_Stated exercise_. Gather the lines below that include the string "title", copying each in full.

** Start **

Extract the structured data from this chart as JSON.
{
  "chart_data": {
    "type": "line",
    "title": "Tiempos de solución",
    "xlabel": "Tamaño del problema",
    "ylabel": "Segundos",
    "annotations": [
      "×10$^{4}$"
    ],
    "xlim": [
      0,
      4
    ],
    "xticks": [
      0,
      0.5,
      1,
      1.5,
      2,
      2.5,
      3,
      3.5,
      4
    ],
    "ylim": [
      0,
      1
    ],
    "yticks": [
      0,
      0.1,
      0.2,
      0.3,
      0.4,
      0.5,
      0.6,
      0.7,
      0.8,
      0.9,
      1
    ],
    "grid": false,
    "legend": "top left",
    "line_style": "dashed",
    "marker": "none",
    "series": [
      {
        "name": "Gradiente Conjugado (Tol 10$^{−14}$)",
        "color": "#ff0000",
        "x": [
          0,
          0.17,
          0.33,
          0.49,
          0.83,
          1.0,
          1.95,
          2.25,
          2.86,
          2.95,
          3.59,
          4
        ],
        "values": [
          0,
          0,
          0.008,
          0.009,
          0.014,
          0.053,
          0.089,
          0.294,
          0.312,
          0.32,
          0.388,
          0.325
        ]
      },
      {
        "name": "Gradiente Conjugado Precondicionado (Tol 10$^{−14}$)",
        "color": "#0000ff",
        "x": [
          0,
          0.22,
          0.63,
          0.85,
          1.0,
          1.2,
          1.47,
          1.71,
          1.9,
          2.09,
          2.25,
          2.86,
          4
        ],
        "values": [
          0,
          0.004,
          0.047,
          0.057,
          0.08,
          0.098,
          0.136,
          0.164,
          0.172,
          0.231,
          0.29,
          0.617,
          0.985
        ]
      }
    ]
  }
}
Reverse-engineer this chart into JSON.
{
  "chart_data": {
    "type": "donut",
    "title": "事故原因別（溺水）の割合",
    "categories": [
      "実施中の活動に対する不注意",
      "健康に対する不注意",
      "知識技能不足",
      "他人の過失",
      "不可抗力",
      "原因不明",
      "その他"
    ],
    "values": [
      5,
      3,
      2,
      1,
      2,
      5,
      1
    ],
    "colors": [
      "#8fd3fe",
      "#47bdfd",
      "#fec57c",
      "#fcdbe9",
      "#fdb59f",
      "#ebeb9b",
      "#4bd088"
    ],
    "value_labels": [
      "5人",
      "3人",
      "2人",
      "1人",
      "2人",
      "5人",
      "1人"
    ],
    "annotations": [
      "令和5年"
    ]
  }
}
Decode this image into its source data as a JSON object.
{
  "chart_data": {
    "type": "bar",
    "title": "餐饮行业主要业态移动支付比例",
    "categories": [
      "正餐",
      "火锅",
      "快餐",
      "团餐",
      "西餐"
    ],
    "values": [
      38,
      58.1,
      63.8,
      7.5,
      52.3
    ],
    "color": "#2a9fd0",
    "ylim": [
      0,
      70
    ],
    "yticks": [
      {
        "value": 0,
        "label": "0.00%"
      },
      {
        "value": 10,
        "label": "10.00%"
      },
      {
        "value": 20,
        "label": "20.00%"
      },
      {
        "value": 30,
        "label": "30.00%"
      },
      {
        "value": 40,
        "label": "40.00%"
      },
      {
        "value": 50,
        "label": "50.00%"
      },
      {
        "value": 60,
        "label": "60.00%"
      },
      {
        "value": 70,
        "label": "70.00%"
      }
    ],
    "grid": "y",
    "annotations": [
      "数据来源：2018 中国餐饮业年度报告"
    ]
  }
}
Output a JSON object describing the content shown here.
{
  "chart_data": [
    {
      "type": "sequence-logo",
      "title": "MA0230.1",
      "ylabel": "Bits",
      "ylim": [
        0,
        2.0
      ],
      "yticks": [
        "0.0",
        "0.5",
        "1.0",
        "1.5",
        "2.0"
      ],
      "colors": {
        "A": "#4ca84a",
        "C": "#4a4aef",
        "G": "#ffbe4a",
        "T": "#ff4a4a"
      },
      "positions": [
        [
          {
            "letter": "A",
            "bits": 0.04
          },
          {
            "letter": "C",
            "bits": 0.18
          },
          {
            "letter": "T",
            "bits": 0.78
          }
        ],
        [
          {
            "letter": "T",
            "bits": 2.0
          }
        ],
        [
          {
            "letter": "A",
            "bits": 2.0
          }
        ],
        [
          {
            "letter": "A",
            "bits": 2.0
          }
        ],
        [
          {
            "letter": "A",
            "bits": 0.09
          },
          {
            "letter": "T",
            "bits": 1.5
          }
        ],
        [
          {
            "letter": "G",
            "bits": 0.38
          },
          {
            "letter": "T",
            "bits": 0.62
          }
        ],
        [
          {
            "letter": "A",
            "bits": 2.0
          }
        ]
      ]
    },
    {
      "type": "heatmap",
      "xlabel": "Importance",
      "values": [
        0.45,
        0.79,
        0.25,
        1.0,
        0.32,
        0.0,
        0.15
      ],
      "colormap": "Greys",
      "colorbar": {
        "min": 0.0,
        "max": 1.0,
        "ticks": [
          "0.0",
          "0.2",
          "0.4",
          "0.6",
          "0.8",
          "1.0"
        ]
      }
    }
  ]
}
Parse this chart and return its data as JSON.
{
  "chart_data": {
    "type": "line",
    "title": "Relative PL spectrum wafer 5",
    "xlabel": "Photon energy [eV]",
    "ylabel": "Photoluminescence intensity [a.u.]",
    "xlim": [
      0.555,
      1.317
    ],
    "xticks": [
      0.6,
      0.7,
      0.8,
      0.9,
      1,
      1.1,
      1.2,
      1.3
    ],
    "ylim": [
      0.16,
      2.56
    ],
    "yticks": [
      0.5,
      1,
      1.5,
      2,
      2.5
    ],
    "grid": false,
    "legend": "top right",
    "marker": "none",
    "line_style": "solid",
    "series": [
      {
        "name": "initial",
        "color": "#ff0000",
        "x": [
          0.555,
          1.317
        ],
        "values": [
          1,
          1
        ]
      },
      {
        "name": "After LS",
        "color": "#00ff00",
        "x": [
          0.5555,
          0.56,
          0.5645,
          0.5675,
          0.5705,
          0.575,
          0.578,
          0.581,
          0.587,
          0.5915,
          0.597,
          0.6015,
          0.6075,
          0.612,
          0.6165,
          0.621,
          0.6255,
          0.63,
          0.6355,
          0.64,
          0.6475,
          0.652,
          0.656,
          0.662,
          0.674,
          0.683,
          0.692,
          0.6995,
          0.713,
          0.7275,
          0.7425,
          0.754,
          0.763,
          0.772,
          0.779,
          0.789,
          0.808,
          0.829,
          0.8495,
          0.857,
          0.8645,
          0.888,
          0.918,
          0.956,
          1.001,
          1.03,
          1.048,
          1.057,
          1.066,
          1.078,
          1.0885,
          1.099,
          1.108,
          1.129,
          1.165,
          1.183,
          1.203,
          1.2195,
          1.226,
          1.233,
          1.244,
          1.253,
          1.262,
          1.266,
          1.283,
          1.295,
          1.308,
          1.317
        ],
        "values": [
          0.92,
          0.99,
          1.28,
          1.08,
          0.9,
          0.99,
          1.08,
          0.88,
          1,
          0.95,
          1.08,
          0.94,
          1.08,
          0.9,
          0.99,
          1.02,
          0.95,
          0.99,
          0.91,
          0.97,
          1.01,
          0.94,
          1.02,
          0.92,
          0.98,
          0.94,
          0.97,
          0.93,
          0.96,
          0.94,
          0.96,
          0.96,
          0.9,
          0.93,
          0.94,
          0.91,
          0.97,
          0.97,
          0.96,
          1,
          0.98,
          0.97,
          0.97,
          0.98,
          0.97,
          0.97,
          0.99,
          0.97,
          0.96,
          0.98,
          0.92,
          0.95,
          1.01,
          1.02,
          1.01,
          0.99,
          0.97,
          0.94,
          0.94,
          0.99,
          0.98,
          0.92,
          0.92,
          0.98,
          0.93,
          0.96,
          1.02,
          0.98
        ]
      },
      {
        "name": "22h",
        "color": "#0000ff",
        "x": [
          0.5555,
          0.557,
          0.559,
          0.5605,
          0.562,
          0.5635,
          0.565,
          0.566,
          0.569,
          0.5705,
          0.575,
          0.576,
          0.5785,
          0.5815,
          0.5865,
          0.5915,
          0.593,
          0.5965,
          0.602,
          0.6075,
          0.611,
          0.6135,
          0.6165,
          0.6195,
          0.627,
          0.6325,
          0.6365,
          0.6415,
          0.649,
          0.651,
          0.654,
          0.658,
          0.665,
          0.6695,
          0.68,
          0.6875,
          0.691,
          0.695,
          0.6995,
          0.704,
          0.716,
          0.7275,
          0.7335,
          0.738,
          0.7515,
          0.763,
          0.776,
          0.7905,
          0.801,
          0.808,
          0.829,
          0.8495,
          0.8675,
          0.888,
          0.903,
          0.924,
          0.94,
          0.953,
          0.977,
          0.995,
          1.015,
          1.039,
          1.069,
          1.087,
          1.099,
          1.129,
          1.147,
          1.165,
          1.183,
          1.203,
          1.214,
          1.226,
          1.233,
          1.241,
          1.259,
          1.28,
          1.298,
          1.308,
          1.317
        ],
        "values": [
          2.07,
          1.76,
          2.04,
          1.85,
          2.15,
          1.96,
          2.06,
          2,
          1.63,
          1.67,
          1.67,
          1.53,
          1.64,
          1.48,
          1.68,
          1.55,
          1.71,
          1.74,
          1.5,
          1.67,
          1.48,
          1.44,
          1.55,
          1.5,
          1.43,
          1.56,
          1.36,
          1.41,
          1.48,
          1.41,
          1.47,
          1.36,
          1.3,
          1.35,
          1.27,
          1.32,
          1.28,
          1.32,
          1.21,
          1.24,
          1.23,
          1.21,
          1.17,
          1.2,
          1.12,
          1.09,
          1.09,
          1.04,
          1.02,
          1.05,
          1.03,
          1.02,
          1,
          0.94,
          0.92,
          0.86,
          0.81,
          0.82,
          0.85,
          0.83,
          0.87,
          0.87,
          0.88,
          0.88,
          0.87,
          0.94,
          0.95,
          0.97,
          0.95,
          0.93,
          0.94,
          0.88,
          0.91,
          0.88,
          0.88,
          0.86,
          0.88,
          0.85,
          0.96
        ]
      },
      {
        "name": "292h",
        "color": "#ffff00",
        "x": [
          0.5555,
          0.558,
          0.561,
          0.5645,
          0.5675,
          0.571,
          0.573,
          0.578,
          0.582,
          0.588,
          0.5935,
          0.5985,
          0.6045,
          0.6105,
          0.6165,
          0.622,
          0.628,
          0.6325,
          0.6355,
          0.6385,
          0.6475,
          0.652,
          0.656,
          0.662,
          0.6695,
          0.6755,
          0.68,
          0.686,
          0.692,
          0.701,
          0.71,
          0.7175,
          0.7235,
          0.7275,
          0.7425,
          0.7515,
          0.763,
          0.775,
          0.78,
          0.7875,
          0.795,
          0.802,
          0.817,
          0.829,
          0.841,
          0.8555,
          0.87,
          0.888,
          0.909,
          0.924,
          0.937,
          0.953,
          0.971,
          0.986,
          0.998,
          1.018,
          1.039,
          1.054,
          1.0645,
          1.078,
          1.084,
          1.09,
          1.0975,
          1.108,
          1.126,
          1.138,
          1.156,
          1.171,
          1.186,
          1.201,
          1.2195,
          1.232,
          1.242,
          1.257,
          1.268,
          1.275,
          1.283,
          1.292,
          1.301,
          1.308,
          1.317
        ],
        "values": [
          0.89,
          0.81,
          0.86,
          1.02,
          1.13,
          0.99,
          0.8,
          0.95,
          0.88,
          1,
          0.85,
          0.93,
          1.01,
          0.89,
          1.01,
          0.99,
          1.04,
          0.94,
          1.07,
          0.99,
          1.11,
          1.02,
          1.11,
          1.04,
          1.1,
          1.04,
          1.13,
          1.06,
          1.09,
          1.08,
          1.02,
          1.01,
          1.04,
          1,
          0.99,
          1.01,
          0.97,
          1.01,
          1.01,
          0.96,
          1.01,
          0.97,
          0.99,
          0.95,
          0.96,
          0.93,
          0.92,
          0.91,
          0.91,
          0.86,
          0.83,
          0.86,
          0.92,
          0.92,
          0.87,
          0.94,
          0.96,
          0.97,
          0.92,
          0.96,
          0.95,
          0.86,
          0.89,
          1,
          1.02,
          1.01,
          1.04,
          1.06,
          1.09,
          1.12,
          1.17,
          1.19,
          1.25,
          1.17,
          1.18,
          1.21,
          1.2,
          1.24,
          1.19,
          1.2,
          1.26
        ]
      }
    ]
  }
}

** End **

_Answer to this task_.
    "title": "Tiempos de solución",
    "title": "事故原因別（溺水）の割合",
    "title": "餐饮行业主要业态移动支付比例",
      "title": "MA0230.1",
    "title": "Relative PL spectrum wafer 5",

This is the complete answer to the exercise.